WRITTEN REQUEST - Copy out every line that contains the word "subtotal".

____ DATA FOR PROCESSING

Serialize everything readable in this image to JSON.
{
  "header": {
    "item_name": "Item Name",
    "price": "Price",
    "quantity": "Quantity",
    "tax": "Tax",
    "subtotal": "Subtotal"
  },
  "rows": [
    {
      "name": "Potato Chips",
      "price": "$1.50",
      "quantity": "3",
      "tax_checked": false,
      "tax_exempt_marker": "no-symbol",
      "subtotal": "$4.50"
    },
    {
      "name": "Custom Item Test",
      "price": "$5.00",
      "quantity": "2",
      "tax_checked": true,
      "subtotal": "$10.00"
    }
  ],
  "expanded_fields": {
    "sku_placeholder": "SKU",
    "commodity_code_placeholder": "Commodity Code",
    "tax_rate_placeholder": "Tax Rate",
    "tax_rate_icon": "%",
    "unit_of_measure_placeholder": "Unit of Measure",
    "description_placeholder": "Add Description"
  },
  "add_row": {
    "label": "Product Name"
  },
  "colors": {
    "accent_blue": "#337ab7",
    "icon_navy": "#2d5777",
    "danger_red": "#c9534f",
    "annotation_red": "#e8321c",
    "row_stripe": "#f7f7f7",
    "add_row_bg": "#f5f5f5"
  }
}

________

COMPLETED TASK -
    "subtotal": "Subtotal"
      "subtotal": "$4.50"
      "subtotal": "$10.00"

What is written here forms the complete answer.